Exercise objective - Tally every line of the material that includes "sexes", then give the tally and nothing else.
***** Data provided *****
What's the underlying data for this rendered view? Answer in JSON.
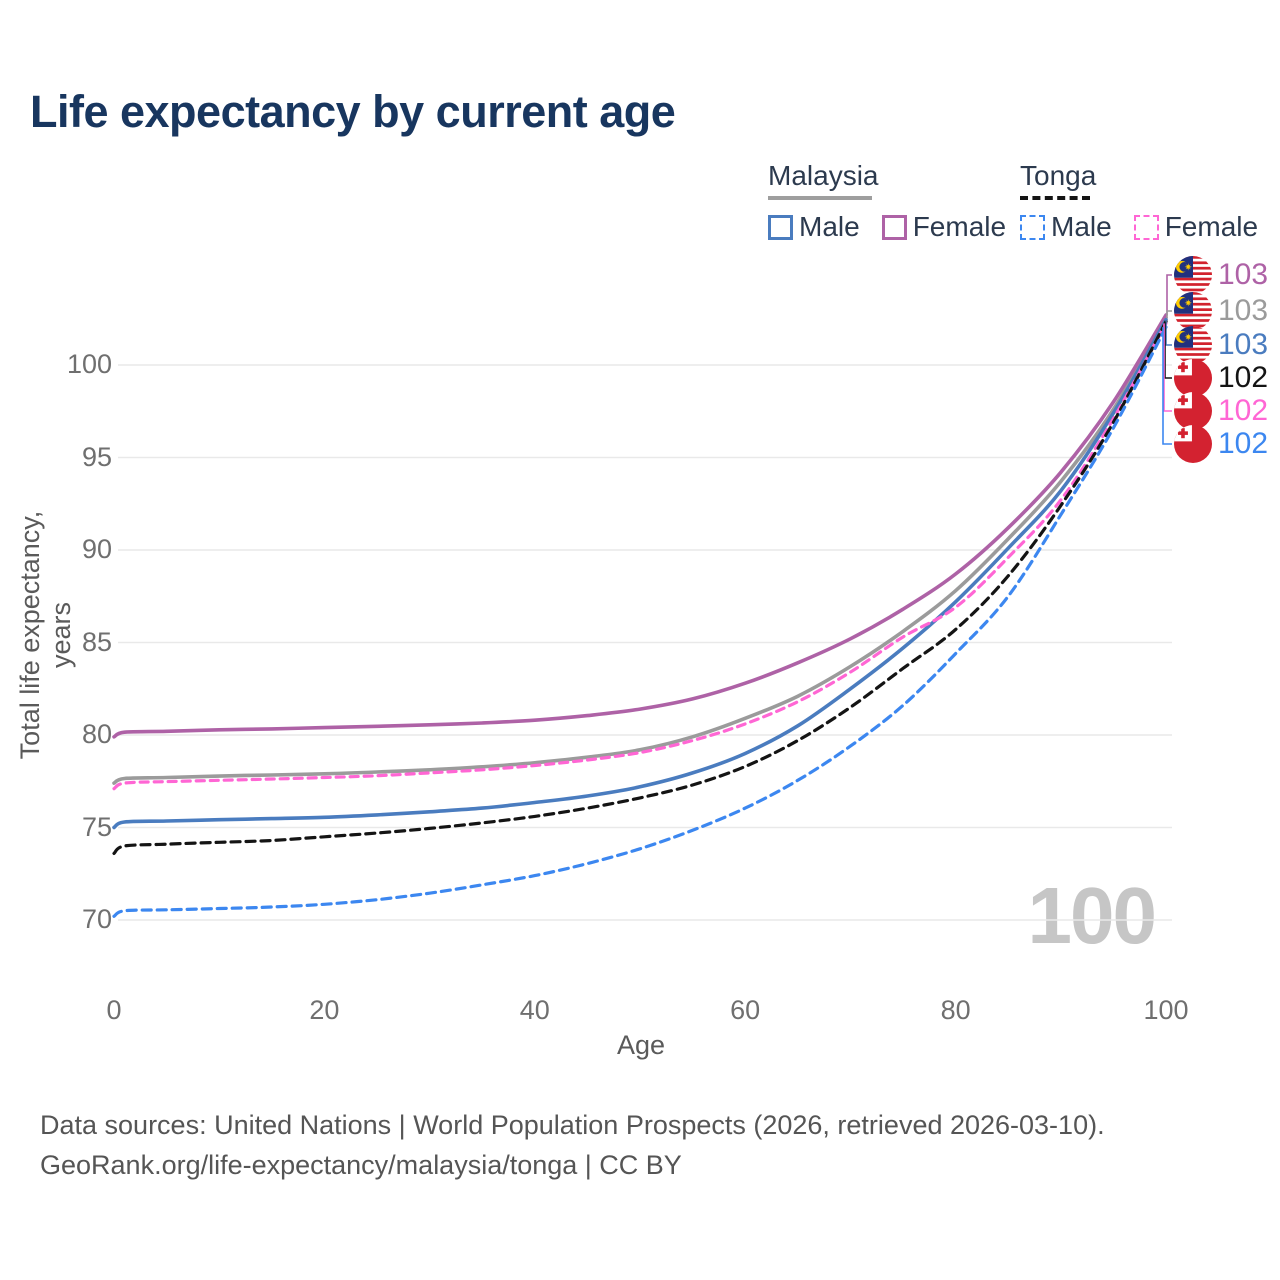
{
  "title": "Life expectancy by current age",
  "watermark": "100",
  "legend": {
    "groups": [
      {
        "name": "Malaysia",
        "entries": [
          {
            "label": "Male",
            "series": "malaysia-male"
          },
          {
            "label": "Female",
            "series": "malaysia-female"
          }
        ]
      },
      {
        "name": "Tonga",
        "entries": [
          {
            "label": "Male",
            "series": "tonga-male"
          },
          {
            "label": "Female",
            "series": "tonga-female"
          }
        ]
      }
    ]
  },
  "end_labels": [
    {
      "series": "malaysia-female",
      "value": "103",
      "flag": "malaysia"
    },
    {
      "series": "malaysia-total",
      "value": "103",
      "flag": "malaysia"
    },
    {
      "series": "malaysia-male",
      "value": "103",
      "flag": "malaysia"
    },
    {
      "series": "tonga-total",
      "value": "102",
      "flag": "tonga"
    },
    {
      "series": "tonga-female",
      "value": "102",
      "flag": "tonga"
    },
    {
      "series": "tonga-male",
      "value": "102",
      "flag": "tonga"
    }
  ],
  "footer": {
    "line1": "Data sources: United Nations | World Population Prospects (2026, retrieved 2026-03-10).",
    "line2": "GeoRank.org/life-expectancy/malaysia/tonga | CC BY"
  },
  "chart_data": {
    "type": "line",
    "x_label": "Age",
    "y_label": "Total life expectancy, years",
    "x_ticks": [
      0,
      20,
      40,
      60,
      80,
      100
    ],
    "y_ticks": [
      70,
      75,
      80,
      85,
      90,
      95,
      100
    ],
    "x_range": [
      0,
      100
    ],
    "y_range": [
      70,
      103
    ],
    "grid": true,
    "ages": [
      0,
      1,
      5,
      10,
      15,
      20,
      25,
      30,
      35,
      40,
      45,
      50,
      55,
      60,
      65,
      70,
      75,
      80,
      85,
      90,
      95,
      100
    ],
    "series": [
      {
        "id": "malaysia-total",
        "name": "Malaysia (both sexes)",
        "color": "#9b9b9b",
        "dash": "",
        "width": 3.6,
        "values": [
          77.4,
          77.65,
          77.7,
          77.78,
          77.84,
          77.9,
          78.0,
          78.12,
          78.28,
          78.5,
          78.8,
          79.2,
          79.9,
          80.9,
          82.1,
          83.7,
          85.6,
          87.8,
          90.6,
          93.7,
          97.6,
          102.55
        ]
      },
      {
        "id": "malaysia-female",
        "name": "Malaysia female",
        "color": "#ae62a6",
        "dash": "",
        "width": 3.6,
        "values": [
          79.9,
          80.15,
          80.2,
          80.28,
          80.33,
          80.4,
          80.47,
          80.55,
          80.65,
          80.8,
          81.05,
          81.4,
          81.95,
          82.8,
          83.9,
          85.2,
          86.8,
          88.7,
          91.2,
          94.2,
          98.0,
          102.7
        ]
      },
      {
        "id": "malaysia-male",
        "name": "Malaysia male",
        "color": "#4a7cbf",
        "dash": "",
        "width": 3.6,
        "values": [
          75.0,
          75.3,
          75.35,
          75.42,
          75.48,
          75.55,
          75.68,
          75.85,
          76.05,
          76.35,
          76.7,
          77.2,
          77.95,
          79.0,
          80.5,
          82.5,
          84.7,
          87.2,
          90.1,
          93.2,
          97.4,
          102.45
        ]
      },
      {
        "id": "tonga-female",
        "name": "Tonga female",
        "color": "#ff66d4",
        "dash": "8 6",
        "width": 3.2,
        "values": [
          77.1,
          77.4,
          77.48,
          77.55,
          77.62,
          77.7,
          77.8,
          77.95,
          78.12,
          78.35,
          78.65,
          79.05,
          79.7,
          80.6,
          81.8,
          83.4,
          85.3,
          86.9,
          89.6,
          92.7,
          97.1,
          102.25
        ]
      },
      {
        "id": "tonga-total",
        "name": "Tonga (both sexes)",
        "color": "#141414",
        "dash": "9 6",
        "width": 3.2,
        "values": [
          73.6,
          74.0,
          74.1,
          74.2,
          74.3,
          74.5,
          74.7,
          74.95,
          75.25,
          75.6,
          76.05,
          76.6,
          77.3,
          78.3,
          79.7,
          81.5,
          83.6,
          85.7,
          88.6,
          92.4,
          96.9,
          102.35
        ]
      },
      {
        "id": "tonga-male",
        "name": "Tonga male",
        "color": "#3c87f0",
        "dash": "9 6",
        "width": 3.2,
        "values": [
          70.2,
          70.5,
          70.55,
          70.62,
          70.7,
          70.85,
          71.1,
          71.45,
          71.9,
          72.4,
          73.05,
          73.85,
          74.85,
          76.05,
          77.55,
          79.4,
          81.6,
          84.4,
          87.5,
          91.9,
          96.6,
          102.05
        ]
      }
    ]
  }
}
*****
Result - 2